JOB: Each line in the entries below that holds the string "Definitions" is to be listed.

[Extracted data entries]
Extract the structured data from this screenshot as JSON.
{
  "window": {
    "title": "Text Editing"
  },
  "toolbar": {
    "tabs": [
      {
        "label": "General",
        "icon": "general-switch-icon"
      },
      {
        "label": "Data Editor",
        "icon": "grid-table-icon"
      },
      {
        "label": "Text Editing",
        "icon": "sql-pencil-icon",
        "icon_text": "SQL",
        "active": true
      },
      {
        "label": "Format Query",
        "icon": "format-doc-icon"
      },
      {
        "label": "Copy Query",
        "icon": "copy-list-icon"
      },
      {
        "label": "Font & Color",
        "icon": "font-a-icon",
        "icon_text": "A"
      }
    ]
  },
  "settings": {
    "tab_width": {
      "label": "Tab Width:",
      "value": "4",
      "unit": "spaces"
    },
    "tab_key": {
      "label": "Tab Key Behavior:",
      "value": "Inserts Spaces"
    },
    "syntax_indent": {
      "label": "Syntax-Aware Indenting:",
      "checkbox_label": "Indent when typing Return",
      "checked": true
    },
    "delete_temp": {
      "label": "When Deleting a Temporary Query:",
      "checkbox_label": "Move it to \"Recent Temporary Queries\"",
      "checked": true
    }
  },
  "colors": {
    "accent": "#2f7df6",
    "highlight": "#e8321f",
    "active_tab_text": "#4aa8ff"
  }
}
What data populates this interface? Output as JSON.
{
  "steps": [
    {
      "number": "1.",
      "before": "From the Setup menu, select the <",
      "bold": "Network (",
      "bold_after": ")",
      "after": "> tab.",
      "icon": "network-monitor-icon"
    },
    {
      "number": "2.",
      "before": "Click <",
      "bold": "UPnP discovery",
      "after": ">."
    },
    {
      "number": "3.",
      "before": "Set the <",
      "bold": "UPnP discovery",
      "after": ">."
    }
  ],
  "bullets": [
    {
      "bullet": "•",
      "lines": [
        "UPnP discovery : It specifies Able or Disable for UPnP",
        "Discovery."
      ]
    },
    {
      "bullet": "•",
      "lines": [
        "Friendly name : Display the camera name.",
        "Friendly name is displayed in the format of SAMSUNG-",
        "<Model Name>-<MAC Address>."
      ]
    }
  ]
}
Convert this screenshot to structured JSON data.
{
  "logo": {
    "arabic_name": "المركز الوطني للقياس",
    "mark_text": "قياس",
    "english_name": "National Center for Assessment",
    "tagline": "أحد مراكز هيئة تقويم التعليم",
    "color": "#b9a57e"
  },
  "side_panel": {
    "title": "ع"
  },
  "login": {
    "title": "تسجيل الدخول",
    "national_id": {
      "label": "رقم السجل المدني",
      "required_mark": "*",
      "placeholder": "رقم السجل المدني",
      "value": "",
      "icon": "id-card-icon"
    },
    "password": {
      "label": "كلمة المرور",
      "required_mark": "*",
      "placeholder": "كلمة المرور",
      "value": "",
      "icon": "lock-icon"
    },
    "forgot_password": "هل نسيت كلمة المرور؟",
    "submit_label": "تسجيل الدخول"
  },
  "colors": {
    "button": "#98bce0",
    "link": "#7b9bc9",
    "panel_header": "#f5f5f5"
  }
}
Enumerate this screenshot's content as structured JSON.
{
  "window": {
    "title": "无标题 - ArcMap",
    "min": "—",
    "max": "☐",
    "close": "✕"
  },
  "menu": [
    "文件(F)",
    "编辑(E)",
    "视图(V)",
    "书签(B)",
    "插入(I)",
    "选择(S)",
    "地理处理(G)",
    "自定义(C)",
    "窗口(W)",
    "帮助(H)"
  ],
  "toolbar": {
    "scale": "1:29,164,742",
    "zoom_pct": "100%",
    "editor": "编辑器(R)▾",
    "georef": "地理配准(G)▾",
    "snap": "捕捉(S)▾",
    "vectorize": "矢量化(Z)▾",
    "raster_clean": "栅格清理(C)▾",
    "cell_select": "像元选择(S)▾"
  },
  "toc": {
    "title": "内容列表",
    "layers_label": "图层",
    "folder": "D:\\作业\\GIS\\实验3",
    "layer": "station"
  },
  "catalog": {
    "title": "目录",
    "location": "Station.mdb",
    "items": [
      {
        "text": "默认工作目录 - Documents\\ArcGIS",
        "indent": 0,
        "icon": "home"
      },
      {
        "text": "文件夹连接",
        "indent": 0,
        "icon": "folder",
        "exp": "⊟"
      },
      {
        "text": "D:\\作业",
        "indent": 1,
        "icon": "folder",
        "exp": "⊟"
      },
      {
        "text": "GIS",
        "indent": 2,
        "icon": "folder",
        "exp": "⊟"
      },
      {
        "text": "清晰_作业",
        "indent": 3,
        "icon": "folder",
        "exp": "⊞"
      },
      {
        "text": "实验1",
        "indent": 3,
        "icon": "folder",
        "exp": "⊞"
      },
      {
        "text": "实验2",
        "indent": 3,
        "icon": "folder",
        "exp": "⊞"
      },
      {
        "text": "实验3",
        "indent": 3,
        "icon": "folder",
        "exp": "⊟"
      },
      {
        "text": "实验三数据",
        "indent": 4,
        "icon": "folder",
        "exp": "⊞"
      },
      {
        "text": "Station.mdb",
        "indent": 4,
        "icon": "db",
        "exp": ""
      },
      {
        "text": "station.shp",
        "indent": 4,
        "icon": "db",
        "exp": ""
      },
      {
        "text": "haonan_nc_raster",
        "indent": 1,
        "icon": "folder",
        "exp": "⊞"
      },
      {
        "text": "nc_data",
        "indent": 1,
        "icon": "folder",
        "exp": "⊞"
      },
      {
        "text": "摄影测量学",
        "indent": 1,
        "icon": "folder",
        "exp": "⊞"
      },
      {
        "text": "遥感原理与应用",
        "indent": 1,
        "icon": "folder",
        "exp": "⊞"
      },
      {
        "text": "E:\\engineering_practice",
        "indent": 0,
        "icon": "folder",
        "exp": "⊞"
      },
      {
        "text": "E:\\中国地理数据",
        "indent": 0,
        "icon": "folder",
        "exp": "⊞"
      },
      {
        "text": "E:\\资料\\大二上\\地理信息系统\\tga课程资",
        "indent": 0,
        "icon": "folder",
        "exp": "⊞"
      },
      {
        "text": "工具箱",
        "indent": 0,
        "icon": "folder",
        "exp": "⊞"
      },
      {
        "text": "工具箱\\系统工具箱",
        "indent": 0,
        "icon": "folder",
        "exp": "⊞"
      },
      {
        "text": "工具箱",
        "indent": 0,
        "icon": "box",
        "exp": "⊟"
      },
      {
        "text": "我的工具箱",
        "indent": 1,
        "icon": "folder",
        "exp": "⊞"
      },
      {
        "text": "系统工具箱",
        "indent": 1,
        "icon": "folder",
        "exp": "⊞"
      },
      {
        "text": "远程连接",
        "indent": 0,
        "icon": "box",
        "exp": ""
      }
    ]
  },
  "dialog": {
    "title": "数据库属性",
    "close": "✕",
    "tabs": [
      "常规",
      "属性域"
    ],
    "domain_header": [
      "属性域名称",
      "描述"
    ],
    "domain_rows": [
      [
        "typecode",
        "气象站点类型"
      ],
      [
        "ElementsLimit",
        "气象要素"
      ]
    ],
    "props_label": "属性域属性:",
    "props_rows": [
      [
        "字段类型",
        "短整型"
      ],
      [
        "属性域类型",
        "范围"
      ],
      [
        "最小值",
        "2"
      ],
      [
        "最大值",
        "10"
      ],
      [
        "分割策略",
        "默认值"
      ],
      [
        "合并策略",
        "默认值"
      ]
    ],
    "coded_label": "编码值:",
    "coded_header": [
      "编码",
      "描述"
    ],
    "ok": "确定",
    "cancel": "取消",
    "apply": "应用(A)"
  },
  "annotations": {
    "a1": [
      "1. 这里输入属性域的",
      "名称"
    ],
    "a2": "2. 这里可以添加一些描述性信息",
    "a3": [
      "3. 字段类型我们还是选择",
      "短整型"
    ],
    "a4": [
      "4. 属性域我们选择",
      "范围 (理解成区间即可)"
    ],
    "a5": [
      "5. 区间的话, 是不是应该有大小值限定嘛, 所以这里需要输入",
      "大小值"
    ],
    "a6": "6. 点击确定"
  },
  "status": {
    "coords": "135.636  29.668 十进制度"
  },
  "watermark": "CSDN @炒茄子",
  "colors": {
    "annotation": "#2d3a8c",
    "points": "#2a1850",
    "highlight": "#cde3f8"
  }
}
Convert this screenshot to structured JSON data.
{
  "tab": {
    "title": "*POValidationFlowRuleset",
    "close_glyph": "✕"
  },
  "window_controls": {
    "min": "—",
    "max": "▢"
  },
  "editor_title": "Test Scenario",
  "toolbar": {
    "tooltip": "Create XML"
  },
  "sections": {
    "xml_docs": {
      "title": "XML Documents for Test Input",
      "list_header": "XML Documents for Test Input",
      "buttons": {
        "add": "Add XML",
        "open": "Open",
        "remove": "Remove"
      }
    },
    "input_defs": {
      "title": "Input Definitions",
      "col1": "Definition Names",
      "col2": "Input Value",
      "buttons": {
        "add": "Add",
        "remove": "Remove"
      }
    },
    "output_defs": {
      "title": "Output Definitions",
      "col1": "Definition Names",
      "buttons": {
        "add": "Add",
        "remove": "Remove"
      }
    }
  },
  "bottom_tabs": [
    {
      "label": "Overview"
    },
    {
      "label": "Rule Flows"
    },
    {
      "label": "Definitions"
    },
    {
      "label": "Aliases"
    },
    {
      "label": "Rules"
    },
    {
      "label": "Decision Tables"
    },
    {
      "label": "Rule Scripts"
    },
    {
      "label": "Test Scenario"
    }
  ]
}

SOLUTION BELOW:
      "title": "Input Definitions",
      "title": "Output Definitions",
      "label": "Definitions"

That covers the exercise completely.